● **PROBLEM DESCRIPTION**: Quote, verbatim, all material below, without pictures.

** begin INPUT FOR THIS TASK **

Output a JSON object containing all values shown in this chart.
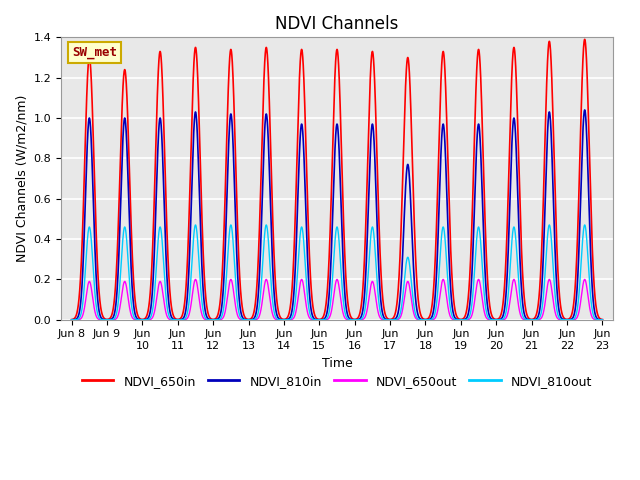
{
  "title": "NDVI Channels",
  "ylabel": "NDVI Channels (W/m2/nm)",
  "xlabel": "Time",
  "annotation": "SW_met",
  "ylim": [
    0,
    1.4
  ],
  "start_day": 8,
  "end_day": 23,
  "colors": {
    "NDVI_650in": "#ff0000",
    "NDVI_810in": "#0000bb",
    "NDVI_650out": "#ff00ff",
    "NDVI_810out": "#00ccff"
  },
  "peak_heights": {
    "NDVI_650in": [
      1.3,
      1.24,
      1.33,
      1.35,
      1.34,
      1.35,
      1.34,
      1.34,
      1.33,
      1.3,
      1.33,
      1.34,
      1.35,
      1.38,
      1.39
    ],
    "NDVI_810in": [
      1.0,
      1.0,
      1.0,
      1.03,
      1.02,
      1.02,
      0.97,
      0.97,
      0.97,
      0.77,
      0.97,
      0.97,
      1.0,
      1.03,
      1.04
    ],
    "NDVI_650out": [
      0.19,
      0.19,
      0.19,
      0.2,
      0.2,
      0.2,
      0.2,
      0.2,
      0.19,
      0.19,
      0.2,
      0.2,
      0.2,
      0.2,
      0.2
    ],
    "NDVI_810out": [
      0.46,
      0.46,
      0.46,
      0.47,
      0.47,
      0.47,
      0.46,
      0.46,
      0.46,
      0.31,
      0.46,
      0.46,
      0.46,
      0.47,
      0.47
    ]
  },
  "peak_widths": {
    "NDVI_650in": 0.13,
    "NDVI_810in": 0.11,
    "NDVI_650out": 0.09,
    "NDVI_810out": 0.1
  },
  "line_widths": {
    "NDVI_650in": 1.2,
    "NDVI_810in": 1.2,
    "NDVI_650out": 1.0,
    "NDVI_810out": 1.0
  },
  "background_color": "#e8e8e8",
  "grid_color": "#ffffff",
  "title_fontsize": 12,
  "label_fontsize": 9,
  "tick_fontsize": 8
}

** end INPUT FOR THIS TASK **

● **RESPONSE BELOW**:
Output a JSON object containing all values shown in this chart.
{
  "title": "NDVI Channels",
  "ylabel": "NDVI Channels (W/m2/nm)",
  "xlabel": "Time",
  "annotation": "SW_met",
  "ylim": [
    0,
    1.4
  ],
  "start_day": 8,
  "end_day": 23,
  "colors": {
    "NDVI_650in": "#ff0000",
    "NDVI_810in": "#0000bb",
    "NDVI_650out": "#ff00ff",
    "NDVI_810out": "#00ccff"
  },
  "peak_heights": {
    "NDVI_650in": [
      1.3,
      1.24,
      1.33,
      1.35,
      1.34,
      1.35,
      1.34,
      1.34,
      1.33,
      1.3,
      1.33,
      1.34,
      1.35,
      1.38,
      1.39
    ],
    "NDVI_810in": [
      1.0,
      1.0,
      1.0,
      1.03,
      1.02,
      1.02,
      0.97,
      0.97,
      0.97,
      0.77,
      0.97,
      0.97,
      1.0,
      1.03,
      1.04
    ],
    "NDVI_650out": [
      0.19,
      0.19,
      0.19,
      0.2,
      0.2,
      0.2,
      0.2,
      0.2,
      0.19,
      0.19,
      0.2,
      0.2,
      0.2,
      0.2,
      0.2
    ],
    "NDVI_810out": [
      0.46,
      0.46,
      0.46,
      0.47,
      0.47,
      0.47,
      0.46,
      0.46,
      0.46,
      0.31,
      0.46,
      0.46,
      0.46,
      0.47,
      0.47
    ]
  },
  "peak_widths": {
    "NDVI_650in": 0.13,
    "NDVI_810in": 0.11,
    "NDVI_650out": 0.09,
    "NDVI_810out": 0.1
  },
  "line_widths": {
    "NDVI_650in": 1.2,
    "NDVI_810in": 1.2,
    "NDVI_650out": 1.0,
    "NDVI_810out": 1.0
  },
  "background_color": "#e8e8e8",
  "grid_color": "#ffffff",
  "title_fontsize": 12,
  "label_fontsize": 9,
  "tick_fontsize": 8
}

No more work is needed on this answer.